# [TASK]
Look for the string "this" in the lines and copy each line that has it.

─── RAW RECORDS ───

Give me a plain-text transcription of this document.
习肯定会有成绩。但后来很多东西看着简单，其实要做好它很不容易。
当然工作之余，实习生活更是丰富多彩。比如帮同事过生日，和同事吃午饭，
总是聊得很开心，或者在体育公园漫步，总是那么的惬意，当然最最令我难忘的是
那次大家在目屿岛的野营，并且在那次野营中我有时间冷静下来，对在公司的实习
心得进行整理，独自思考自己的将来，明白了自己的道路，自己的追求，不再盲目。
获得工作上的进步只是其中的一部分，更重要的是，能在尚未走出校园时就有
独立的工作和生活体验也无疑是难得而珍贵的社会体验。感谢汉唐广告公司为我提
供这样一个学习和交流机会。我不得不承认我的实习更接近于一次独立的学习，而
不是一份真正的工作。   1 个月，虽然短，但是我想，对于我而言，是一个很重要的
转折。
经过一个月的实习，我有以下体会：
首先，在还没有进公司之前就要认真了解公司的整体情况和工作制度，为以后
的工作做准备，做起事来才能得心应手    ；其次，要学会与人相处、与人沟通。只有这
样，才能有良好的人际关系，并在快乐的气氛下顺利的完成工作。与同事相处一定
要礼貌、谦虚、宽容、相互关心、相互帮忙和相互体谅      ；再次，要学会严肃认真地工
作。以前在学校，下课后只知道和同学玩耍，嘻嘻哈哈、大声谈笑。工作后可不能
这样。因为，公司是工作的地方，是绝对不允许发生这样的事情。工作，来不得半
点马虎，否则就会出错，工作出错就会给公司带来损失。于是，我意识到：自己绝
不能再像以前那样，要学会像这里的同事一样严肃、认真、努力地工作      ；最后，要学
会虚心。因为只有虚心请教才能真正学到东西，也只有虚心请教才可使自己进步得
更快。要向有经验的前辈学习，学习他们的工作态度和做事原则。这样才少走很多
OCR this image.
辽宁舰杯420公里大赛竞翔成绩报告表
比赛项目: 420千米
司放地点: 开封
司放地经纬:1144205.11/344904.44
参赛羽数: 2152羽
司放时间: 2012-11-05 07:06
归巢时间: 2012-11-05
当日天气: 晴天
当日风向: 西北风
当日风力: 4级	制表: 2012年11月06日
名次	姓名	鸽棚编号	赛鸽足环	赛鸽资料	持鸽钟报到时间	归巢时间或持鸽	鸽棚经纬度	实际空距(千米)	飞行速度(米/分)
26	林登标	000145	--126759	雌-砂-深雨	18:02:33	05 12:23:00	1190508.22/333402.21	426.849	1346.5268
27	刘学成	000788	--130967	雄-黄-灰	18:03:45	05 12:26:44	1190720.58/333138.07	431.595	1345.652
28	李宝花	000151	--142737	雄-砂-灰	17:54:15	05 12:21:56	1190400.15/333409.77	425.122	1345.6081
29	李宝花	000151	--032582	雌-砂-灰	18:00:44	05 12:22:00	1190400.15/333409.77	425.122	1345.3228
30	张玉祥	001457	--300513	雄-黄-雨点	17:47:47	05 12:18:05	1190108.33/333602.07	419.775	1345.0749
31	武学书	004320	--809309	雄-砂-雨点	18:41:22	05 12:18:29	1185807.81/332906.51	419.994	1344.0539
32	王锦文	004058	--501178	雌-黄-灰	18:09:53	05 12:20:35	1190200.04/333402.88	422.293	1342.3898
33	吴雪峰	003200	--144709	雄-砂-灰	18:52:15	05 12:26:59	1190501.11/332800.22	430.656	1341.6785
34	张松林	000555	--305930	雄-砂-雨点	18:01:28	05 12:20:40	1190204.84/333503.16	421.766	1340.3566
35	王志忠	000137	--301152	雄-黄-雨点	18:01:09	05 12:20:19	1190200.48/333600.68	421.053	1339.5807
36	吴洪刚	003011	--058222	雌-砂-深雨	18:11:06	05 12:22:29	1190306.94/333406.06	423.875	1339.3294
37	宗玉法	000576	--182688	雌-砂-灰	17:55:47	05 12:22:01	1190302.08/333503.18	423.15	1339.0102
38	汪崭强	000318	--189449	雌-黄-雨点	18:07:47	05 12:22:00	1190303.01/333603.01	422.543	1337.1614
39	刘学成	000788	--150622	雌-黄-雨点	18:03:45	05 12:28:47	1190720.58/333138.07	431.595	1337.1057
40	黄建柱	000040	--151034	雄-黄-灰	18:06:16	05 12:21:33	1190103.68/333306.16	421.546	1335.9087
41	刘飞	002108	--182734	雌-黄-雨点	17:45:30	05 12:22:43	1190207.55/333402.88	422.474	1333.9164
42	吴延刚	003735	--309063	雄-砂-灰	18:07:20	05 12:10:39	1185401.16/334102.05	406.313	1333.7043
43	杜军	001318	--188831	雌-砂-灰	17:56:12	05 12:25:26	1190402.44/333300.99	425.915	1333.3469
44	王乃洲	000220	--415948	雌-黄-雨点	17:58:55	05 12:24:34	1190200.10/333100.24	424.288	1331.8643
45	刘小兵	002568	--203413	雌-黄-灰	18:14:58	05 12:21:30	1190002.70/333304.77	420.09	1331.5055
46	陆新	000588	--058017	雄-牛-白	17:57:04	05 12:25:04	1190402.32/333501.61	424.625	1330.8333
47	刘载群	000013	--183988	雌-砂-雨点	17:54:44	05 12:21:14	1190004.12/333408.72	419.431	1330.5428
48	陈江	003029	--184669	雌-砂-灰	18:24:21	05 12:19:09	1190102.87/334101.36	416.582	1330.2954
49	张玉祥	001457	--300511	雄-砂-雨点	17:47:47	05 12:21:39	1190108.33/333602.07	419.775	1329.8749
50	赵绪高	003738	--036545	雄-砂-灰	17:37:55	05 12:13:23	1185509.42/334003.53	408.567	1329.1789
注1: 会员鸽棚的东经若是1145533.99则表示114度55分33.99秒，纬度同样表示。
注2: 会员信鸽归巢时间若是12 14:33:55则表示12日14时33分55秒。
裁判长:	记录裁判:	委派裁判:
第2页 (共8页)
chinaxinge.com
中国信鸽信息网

───

# [EXPECTED ANSWER]
Give me a plain-text transcription of this document.
OCR this image.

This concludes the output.